*TASK MATERIAL*
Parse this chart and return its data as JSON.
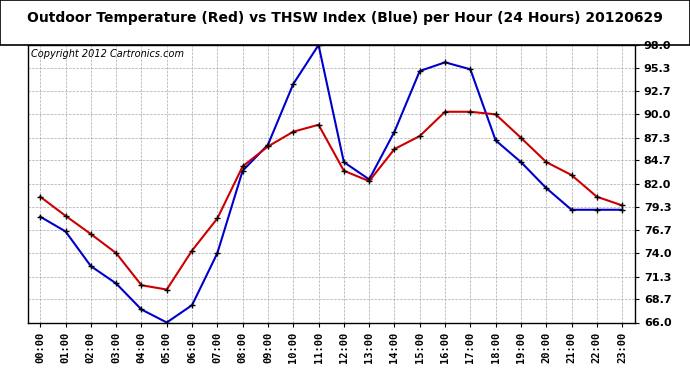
{
  "title": "Outdoor Temperature (Red) vs THSW Index (Blue) per Hour (24 Hours) 20120629",
  "copyright": "Copyright 2012 Cartronics.com",
  "hours": [
    "00:00",
    "01:00",
    "02:00",
    "03:00",
    "04:00",
    "05:00",
    "06:00",
    "07:00",
    "08:00",
    "09:00",
    "10:00",
    "11:00",
    "12:00",
    "13:00",
    "14:00",
    "15:00",
    "16:00",
    "17:00",
    "18:00",
    "19:00",
    "20:00",
    "21:00",
    "22:00",
    "23:00"
  ],
  "red_temp": [
    80.5,
    78.3,
    76.2,
    74.0,
    70.3,
    69.8,
    74.3,
    78.0,
    84.0,
    86.3,
    88.0,
    88.8,
    83.5,
    82.3,
    86.0,
    87.5,
    90.3,
    90.3,
    90.0,
    87.3,
    84.5,
    83.0,
    80.5,
    79.5
  ],
  "blue_thsw": [
    78.2,
    76.5,
    72.5,
    70.5,
    67.5,
    66.0,
    68.0,
    74.0,
    83.5,
    86.5,
    93.5,
    98.0,
    84.5,
    82.5,
    88.0,
    95.0,
    96.0,
    95.2,
    87.0,
    84.5,
    81.5,
    79.0,
    79.0,
    79.0
  ],
  "ylim_min": 66.0,
  "ylim_max": 98.0,
  "yticks": [
    66.0,
    68.7,
    71.3,
    74.0,
    76.7,
    79.3,
    82.0,
    84.7,
    87.3,
    90.0,
    92.7,
    95.3,
    98.0
  ],
  "bg_color": "#ffffff",
  "grid_color": "#aaaaaa",
  "red_color": "#cc0000",
  "blue_color": "#0000cc",
  "title_fontsize": 10,
  "copyright_fontsize": 7,
  "tick_fontsize": 8,
  "xtick_fontsize": 7.5
}
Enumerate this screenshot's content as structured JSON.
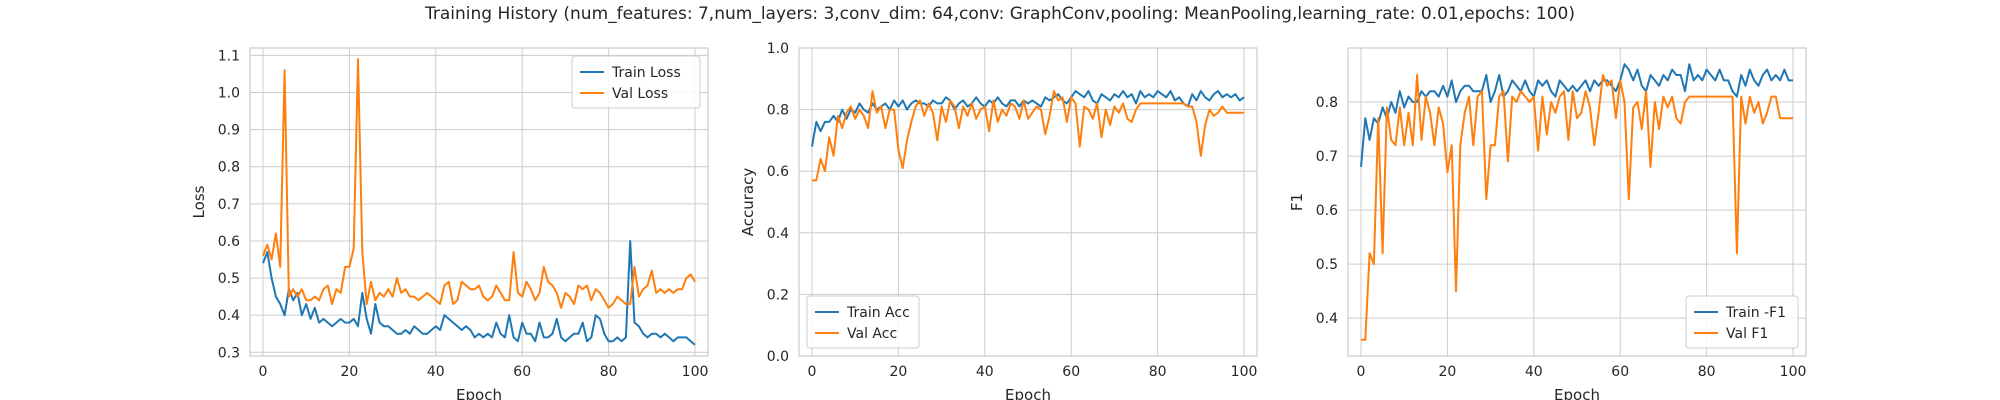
{
  "figure": {
    "suptitle": "Training History (num_features: 7,num_layers: 3,conv_dim: 64,conv: GraphConv,pooling: MeanPooling,learning_rate: 0.01,epochs: 100)"
  },
  "colors": {
    "series1": "#1f77b4",
    "series2": "#ff7f0e",
    "grid": "#cccccc",
    "frame": "#cccccc"
  },
  "chart_data": [
    {
      "type": "line",
      "xlabel": "Epoch",
      "ylabel": "Loss",
      "xlim": [
        -3,
        103
      ],
      "ylim": [
        0.29,
        1.12
      ],
      "xticks": [
        0,
        20,
        40,
        60,
        80,
        100
      ],
      "yticks": [
        0.3,
        0.4,
        0.5,
        0.6,
        0.7,
        0.8,
        0.9,
        1.0,
        1.1
      ],
      "yticklabels": [
        "0.3",
        "0.4",
        "0.5",
        "0.6",
        "0.7",
        "0.8",
        "0.9",
        "1.0",
        "1.1"
      ],
      "grid": true,
      "legend_position": "top-right",
      "series": [
        {
          "name": "Train Loss",
          "color": "#1f77b4",
          "values": [
            0.54,
            0.57,
            0.5,
            0.45,
            0.43,
            0.4,
            0.47,
            0.44,
            0.46,
            0.4,
            0.43,
            0.39,
            0.42,
            0.38,
            0.39,
            0.38,
            0.37,
            0.38,
            0.39,
            0.38,
            0.38,
            0.39,
            0.37,
            0.46,
            0.39,
            0.35,
            0.43,
            0.38,
            0.37,
            0.37,
            0.36,
            0.35,
            0.35,
            0.36,
            0.35,
            0.37,
            0.36,
            0.35,
            0.35,
            0.36,
            0.37,
            0.36,
            0.4,
            0.39,
            0.38,
            0.37,
            0.36,
            0.37,
            0.36,
            0.34,
            0.35,
            0.34,
            0.35,
            0.34,
            0.38,
            0.35,
            0.34,
            0.4,
            0.34,
            0.33,
            0.38,
            0.35,
            0.35,
            0.33,
            0.38,
            0.34,
            0.34,
            0.35,
            0.39,
            0.34,
            0.33,
            0.34,
            0.35,
            0.35,
            0.38,
            0.33,
            0.34,
            0.4,
            0.39,
            0.35,
            0.33,
            0.33,
            0.34,
            0.33,
            0.34,
            0.6,
            0.38,
            0.37,
            0.35,
            0.34,
            0.35,
            0.35,
            0.34,
            0.35,
            0.34,
            0.33,
            0.34,
            0.34,
            0.34,
            0.33,
            0.32
          ]
        },
        {
          "name": "Val Loss",
          "color": "#ff7f0e",
          "values": [
            0.56,
            0.59,
            0.55,
            0.62,
            0.53,
            1.06,
            0.45,
            0.47,
            0.45,
            0.47,
            0.44,
            0.44,
            0.45,
            0.44,
            0.47,
            0.48,
            0.43,
            0.47,
            0.46,
            0.53,
            0.53,
            0.58,
            1.09,
            0.57,
            0.43,
            0.49,
            0.44,
            0.46,
            0.45,
            0.47,
            0.45,
            0.5,
            0.46,
            0.47,
            0.45,
            0.45,
            0.44,
            0.45,
            0.46,
            0.45,
            0.44,
            0.43,
            0.48,
            0.49,
            0.43,
            0.44,
            0.49,
            0.48,
            0.47,
            0.47,
            0.48,
            0.45,
            0.44,
            0.45,
            0.48,
            0.46,
            0.44,
            0.44,
            0.57,
            0.46,
            0.45,
            0.49,
            0.47,
            0.44,
            0.46,
            0.53,
            0.49,
            0.48,
            0.46,
            0.42,
            0.46,
            0.45,
            0.43,
            0.48,
            0.47,
            0.48,
            0.44,
            0.47,
            0.46,
            0.44,
            0.42,
            0.43,
            0.45,
            0.44,
            0.43,
            0.43,
            0.53,
            0.45,
            0.47,
            0.48,
            0.52,
            0.46,
            0.47,
            0.46,
            0.47,
            0.46,
            0.47,
            0.47,
            0.5,
            0.51,
            0.49
          ]
        }
      ]
    },
    {
      "type": "line",
      "xlabel": "Epoch",
      "ylabel": "Accuracy",
      "xlim": [
        -3,
        103
      ],
      "ylim": [
        0.0,
        1.0
      ],
      "xticks": [
        0,
        20,
        40,
        60,
        80,
        100
      ],
      "yticks": [
        0.0,
        0.2,
        0.4,
        0.6,
        0.8,
        1.0
      ],
      "yticklabels": [
        "0.0",
        "0.2",
        "0.4",
        "0.6",
        "0.8",
        "1.0"
      ],
      "grid": true,
      "legend_position": "bottom-left",
      "series": [
        {
          "name": "Train Acc",
          "color": "#1f77b4",
          "values": [
            0.68,
            0.76,
            0.73,
            0.76,
            0.76,
            0.78,
            0.76,
            0.8,
            0.77,
            0.8,
            0.79,
            0.82,
            0.8,
            0.79,
            0.82,
            0.8,
            0.81,
            0.82,
            0.8,
            0.83,
            0.81,
            0.83,
            0.8,
            0.82,
            0.83,
            0.82,
            0.82,
            0.81,
            0.83,
            0.82,
            0.82,
            0.84,
            0.83,
            0.8,
            0.82,
            0.83,
            0.81,
            0.82,
            0.84,
            0.82,
            0.81,
            0.83,
            0.82,
            0.84,
            0.82,
            0.81,
            0.83,
            0.83,
            0.81,
            0.83,
            0.82,
            0.83,
            0.82,
            0.81,
            0.84,
            0.83,
            0.84,
            0.85,
            0.83,
            0.82,
            0.84,
            0.86,
            0.85,
            0.84,
            0.86,
            0.83,
            0.82,
            0.85,
            0.84,
            0.83,
            0.85,
            0.84,
            0.86,
            0.84,
            0.85,
            0.82,
            0.86,
            0.84,
            0.85,
            0.84,
            0.86,
            0.85,
            0.84,
            0.86,
            0.83,
            0.84,
            0.82,
            0.81,
            0.85,
            0.83,
            0.86,
            0.84,
            0.83,
            0.85,
            0.86,
            0.84,
            0.85,
            0.84,
            0.85,
            0.83,
            0.84
          ]
        },
        {
          "name": "Val Acc",
          "color": "#ff7f0e",
          "values": [
            0.57,
            0.57,
            0.64,
            0.6,
            0.71,
            0.65,
            0.78,
            0.74,
            0.79,
            0.81,
            0.77,
            0.8,
            0.78,
            0.74,
            0.86,
            0.79,
            0.81,
            0.74,
            0.8,
            0.8,
            0.67,
            0.61,
            0.7,
            0.76,
            0.81,
            0.83,
            0.78,
            0.82,
            0.79,
            0.7,
            0.81,
            0.76,
            0.83,
            0.81,
            0.74,
            0.81,
            0.78,
            0.82,
            0.77,
            0.8,
            0.81,
            0.73,
            0.83,
            0.76,
            0.8,
            0.78,
            0.82,
            0.81,
            0.77,
            0.83,
            0.77,
            0.79,
            0.81,
            0.8,
            0.72,
            0.78,
            0.86,
            0.83,
            0.84,
            0.76,
            0.84,
            0.82,
            0.68,
            0.81,
            0.8,
            0.77,
            0.82,
            0.71,
            0.8,
            0.75,
            0.81,
            0.79,
            0.82,
            0.77,
            0.76,
            0.8,
            0.82,
            0.82,
            0.82,
            0.82,
            0.82,
            0.82,
            0.82,
            0.82,
            0.82,
            0.82,
            0.82,
            0.81,
            0.81,
            0.76,
            0.65,
            0.75,
            0.8,
            0.78,
            0.79,
            0.81,
            0.79,
            0.79,
            0.79,
            0.79,
            0.79
          ]
        }
      ]
    },
    {
      "type": "line",
      "xlabel": "Epoch",
      "ylabel": "F1",
      "xlim": [
        -3,
        103
      ],
      "ylim": [
        0.33,
        0.9
      ],
      "xticks": [
        0,
        20,
        40,
        60,
        80,
        100
      ],
      "yticks": [
        0.4,
        0.5,
        0.6,
        0.7,
        0.8
      ],
      "yticklabels": [
        "0.4",
        "0.5",
        "0.6",
        "0.7",
        "0.8"
      ],
      "grid": true,
      "legend_position": "bottom-right",
      "series": [
        {
          "name": "Train -F1",
          "color": "#1f77b4",
          "values": [
            0.68,
            0.77,
            0.73,
            0.77,
            0.76,
            0.79,
            0.77,
            0.8,
            0.78,
            0.82,
            0.79,
            0.81,
            0.8,
            0.8,
            0.82,
            0.81,
            0.82,
            0.82,
            0.81,
            0.83,
            0.81,
            0.84,
            0.8,
            0.82,
            0.83,
            0.83,
            0.82,
            0.82,
            0.82,
            0.85,
            0.8,
            0.82,
            0.85,
            0.81,
            0.82,
            0.84,
            0.83,
            0.82,
            0.84,
            0.82,
            0.81,
            0.84,
            0.83,
            0.84,
            0.82,
            0.81,
            0.84,
            0.83,
            0.82,
            0.83,
            0.82,
            0.83,
            0.84,
            0.82,
            0.84,
            0.83,
            0.84,
            0.84,
            0.83,
            0.82,
            0.84,
            0.87,
            0.86,
            0.84,
            0.86,
            0.83,
            0.82,
            0.85,
            0.84,
            0.83,
            0.85,
            0.84,
            0.86,
            0.85,
            0.85,
            0.82,
            0.87,
            0.84,
            0.85,
            0.84,
            0.86,
            0.85,
            0.84,
            0.86,
            0.84,
            0.84,
            0.82,
            0.81,
            0.85,
            0.83,
            0.86,
            0.84,
            0.83,
            0.85,
            0.86,
            0.84,
            0.85,
            0.84,
            0.86,
            0.84,
            0.84
          ]
        },
        {
          "name": "Val F1",
          "color": "#ff7f0e",
          "values": [
            0.36,
            0.36,
            0.52,
            0.5,
            0.77,
            0.52,
            0.79,
            0.73,
            0.72,
            0.79,
            0.72,
            0.78,
            0.72,
            0.85,
            0.73,
            0.81,
            0.78,
            0.72,
            0.79,
            0.76,
            0.67,
            0.72,
            0.45,
            0.72,
            0.78,
            0.81,
            0.72,
            0.81,
            0.82,
            0.62,
            0.72,
            0.72,
            0.81,
            0.82,
            0.69,
            0.81,
            0.8,
            0.82,
            0.81,
            0.8,
            0.81,
            0.71,
            0.81,
            0.74,
            0.8,
            0.78,
            0.81,
            0.82,
            0.73,
            0.82,
            0.77,
            0.78,
            0.82,
            0.79,
            0.72,
            0.78,
            0.85,
            0.83,
            0.84,
            0.77,
            0.84,
            0.8,
            0.62,
            0.79,
            0.8,
            0.75,
            0.82,
            0.68,
            0.8,
            0.75,
            0.81,
            0.79,
            0.81,
            0.77,
            0.76,
            0.8,
            0.81,
            0.81,
            0.81,
            0.81,
            0.81,
            0.81,
            0.81,
            0.81,
            0.81,
            0.81,
            0.81,
            0.52,
            0.81,
            0.76,
            0.81,
            0.78,
            0.8,
            0.76,
            0.78,
            0.81,
            0.81,
            0.77,
            0.77,
            0.77,
            0.77
          ]
        }
      ]
    }
  ]
}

*WRITTEN EXERCISE*
Tally up the lines in the records that contain the word "JSON" and give only the total.

*WORKED SOLUTION*
2